Leave the pictures out and transcribe every record exactly.

[Items from a figure collection]
-*-
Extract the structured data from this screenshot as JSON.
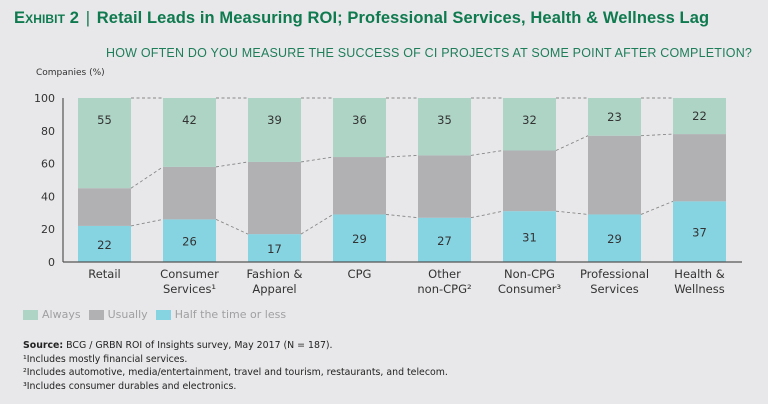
{
  "header": {
    "exhibit": "Exhibit 2",
    "separator": "|",
    "title": "Retail Leads in Measuring ROI; Professional Services, Health & Wellness Lag",
    "subtitle": "HOW OFTEN DO YOU MEASURE THE SUCCESS OF CI PROJECTS AT SOME POINT AFTER COMPLETION?"
  },
  "colors": {
    "title": "#0f7a4f",
    "always": "#aed4c6",
    "usually": "#b1b1b3",
    "half_or_less": "#86d3e2",
    "background": "#e8e8ea"
  },
  "chart_data": {
    "type": "bar",
    "stacked": true,
    "title": "HOW OFTEN DO YOU MEASURE THE SUCCESS OF CI PROJECTS AT SOME POINT AFTER COMPLETION?",
    "ylabel": "Companies (%)",
    "xlabel": "",
    "ylim": [
      0,
      100
    ],
    "yticks": [
      0,
      20,
      40,
      60,
      80,
      100
    ],
    "grid": false,
    "connector_lines": "dashed",
    "legend_position": "bottom-left",
    "categories": [
      {
        "label": "Retail",
        "sup": ""
      },
      {
        "label": "Consumer Services",
        "sup": "1"
      },
      {
        "label": "Fashion & Apparel",
        "sup": ""
      },
      {
        "label": "CPG",
        "sup": ""
      },
      {
        "label": "Other non-CPG",
        "sup": "2"
      },
      {
        "label": "Non-CPG Consumer",
        "sup": "3"
      },
      {
        "label": "Professional Services",
        "sup": ""
      },
      {
        "label": "Health & Wellness",
        "sup": ""
      }
    ],
    "category_lines": [
      [
        "Retail"
      ],
      [
        "Consumer",
        "Services¹"
      ],
      [
        "Fashion &",
        "Apparel"
      ],
      [
        "CPG"
      ],
      [
        "Other",
        "non-CPG²"
      ],
      [
        "Non-CPG",
        "Consumer³"
      ],
      [
        "Professional",
        "Services"
      ],
      [
        "Health &",
        "Wellness"
      ]
    ],
    "series": [
      {
        "name": "Half the time or less",
        "color": "#86d3e2",
        "values": [
          22,
          26,
          17,
          29,
          27,
          31,
          29,
          37
        ],
        "labeled": true
      },
      {
        "name": "Usually",
        "color": "#b1b1b3",
        "values": [
          23,
          32,
          44,
          35,
          38,
          37,
          48,
          41
        ],
        "labeled": false
      },
      {
        "name": "Always",
        "color": "#aed4c6",
        "values": [
          55,
          42,
          39,
          36,
          35,
          32,
          23,
          22
        ],
        "labeled": true
      }
    ]
  },
  "legend": [
    {
      "label": "Always",
      "color": "#aed4c6"
    },
    {
      "label": "Usually",
      "color": "#b1b1b3"
    },
    {
      "label": "Half the time or less",
      "color": "#86d3e2"
    }
  ],
  "notes": {
    "source_label": "Source:",
    "source_text": " BCG / GRBN ROI of Insights survey, May 2017 (N = 187).",
    "footnotes": [
      "¹Includes mostly financial services.",
      "²Includes automotive, media/entertainment, travel and tourism, restaurants, and telecom.",
      "³Includes consumer durables and electronics."
    ]
  }
}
-*-
● Written solution
Extract the structured data from this screenshot as JSON.
{
  "header": {
    "exhibit": "Exhibit 2",
    "separator": "|",
    "title": "Retail Leads in Measuring ROI; Professional Services, Health & Wellness Lag",
    "subtitle": "HOW OFTEN DO YOU MEASURE THE SUCCESS OF CI PROJECTS AT SOME POINT AFTER COMPLETION?"
  },
  "colors": {
    "title": "#0f7a4f",
    "always": "#aed4c6",
    "usually": "#b1b1b3",
    "half_or_less": "#86d3e2",
    "background": "#e8e8ea"
  },
  "chart_data": {
    "type": "bar",
    "stacked": true,
    "title": "HOW OFTEN DO YOU MEASURE THE SUCCESS OF CI PROJECTS AT SOME POINT AFTER COMPLETION?",
    "ylabel": "Companies (%)",
    "xlabel": "",
    "ylim": [
      0,
      100
    ],
    "yticks": [
      0,
      20,
      40,
      60,
      80,
      100
    ],
    "grid": false,
    "connector_lines": "dashed",
    "legend_position": "bottom-left",
    "categories": [
      {
        "label": "Retail",
        "sup": ""
      },
      {
        "label": "Consumer Services",
        "sup": "1"
      },
      {
        "label": "Fashion & Apparel",
        "sup": ""
      },
      {
        "label": "CPG",
        "sup": ""
      },
      {
        "label": "Other non-CPG",
        "sup": "2"
      },
      {
        "label": "Non-CPG Consumer",
        "sup": "3"
      },
      {
        "label": "Professional Services",
        "sup": ""
      },
      {
        "label": "Health & Wellness",
        "sup": ""
      }
    ],
    "category_lines": [
      [
        "Retail"
      ],
      [
        "Consumer",
        "Services¹"
      ],
      [
        "Fashion &",
        "Apparel"
      ],
      [
        "CPG"
      ],
      [
        "Other",
        "non-CPG²"
      ],
      [
        "Non-CPG",
        "Consumer³"
      ],
      [
        "Professional",
        "Services"
      ],
      [
        "Health &",
        "Wellness"
      ]
    ],
    "series": [
      {
        "name": "Half the time or less",
        "color": "#86d3e2",
        "values": [
          22,
          26,
          17,
          29,
          27,
          31,
          29,
          37
        ],
        "labeled": true
      },
      {
        "name": "Usually",
        "color": "#b1b1b3",
        "values": [
          23,
          32,
          44,
          35,
          38,
          37,
          48,
          41
        ],
        "labeled": false
      },
      {
        "name": "Always",
        "color": "#aed4c6",
        "values": [
          55,
          42,
          39,
          36,
          35,
          32,
          23,
          22
        ],
        "labeled": true
      }
    ]
  },
  "legend": [
    {
      "label": "Always",
      "color": "#aed4c6"
    },
    {
      "label": "Usually",
      "color": "#b1b1b3"
    },
    {
      "label": "Half the time or less",
      "color": "#86d3e2"
    }
  ],
  "notes": {
    "source_label": "Source:",
    "source_text": " BCG / GRBN ROI of Insights survey, May 2017 (N = 187).",
    "footnotes": [
      "¹Includes mostly financial services.",
      "²Includes automotive, media/entertainment, travel and tourism, restaurants, and telecom.",
      "³Includes consumer durables and electronics."
    ]
  }
}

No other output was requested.